→ GIVEN TASK: Render the records below as a Markdown table with the columns "Row" and "Line". Each nonblank line goes in its own row, numbered in order, and blank lines are left out.

[Dataset records]
-*-
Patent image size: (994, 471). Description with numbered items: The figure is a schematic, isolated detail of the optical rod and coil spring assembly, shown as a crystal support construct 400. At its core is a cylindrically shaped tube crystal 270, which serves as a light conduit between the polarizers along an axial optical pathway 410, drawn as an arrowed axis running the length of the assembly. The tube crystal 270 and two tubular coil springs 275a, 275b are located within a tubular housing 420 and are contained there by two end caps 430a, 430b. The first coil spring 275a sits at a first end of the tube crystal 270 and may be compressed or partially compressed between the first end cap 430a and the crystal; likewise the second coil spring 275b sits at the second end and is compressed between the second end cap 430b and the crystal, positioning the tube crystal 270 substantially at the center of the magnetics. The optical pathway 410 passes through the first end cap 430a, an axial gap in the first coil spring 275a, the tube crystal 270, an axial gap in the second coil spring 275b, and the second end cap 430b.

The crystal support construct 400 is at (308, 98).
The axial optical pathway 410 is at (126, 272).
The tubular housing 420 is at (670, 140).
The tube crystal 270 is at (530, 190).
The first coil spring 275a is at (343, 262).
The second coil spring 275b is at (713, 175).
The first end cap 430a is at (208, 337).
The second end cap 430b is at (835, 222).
-*-
→ OUTPUT OF THE TASK:
| Row | Line |
|---|---|
| 1 | Patent image size: (994, 471). Description with numbered items: The figure is a schematic, isolated detail of the optical rod and coil spring assembly, shown as a crystal support construct 400. At its core is a cylindrically shaped tube crystal 270, which serves as a light conduit between the polarizers along an axial optical pathway 410, drawn as an arrowed axis running the length of the assembly. The tube crystal 270 and two tubular coil springs 275a, 275b are located within a tubular housing 420 and are contained there by two end caps 430a, 430b. The first coil spring 275a sits at a first end of the tube crystal 270 and may be compressed or partially compressed between the first end cap 430a and the crystal; likewise the second coil spring 275b sits at the second end and is compressed between the second end cap 430b and the crystal, positioning the tube crystal 270 substantially at the center of the magnetics. The optical pathway 410 passes through the first end cap 430a, an axial gap in the first coil spring 275a, the tube crystal 270, an axial gap in the second coil spring 275b, and the second end cap 430b. |
| 2 | The crystal support construct 400 is at (308, 98). |
| 3 | The axial optical pathway 410 is at (126, 272). |
| 4 | The tubular housing 420 is at (670, 140). |
| 5 | The tube crystal 270 is at (530, 190). |
| 6 | The first coil spring 275a is at (343, 262). |
| 7 | The second coil spring 275b is at (713, 175). |
| 8 | The first end cap 430a is at (208, 337). |
| 9 | The second end cap 430b is at (835, 222). |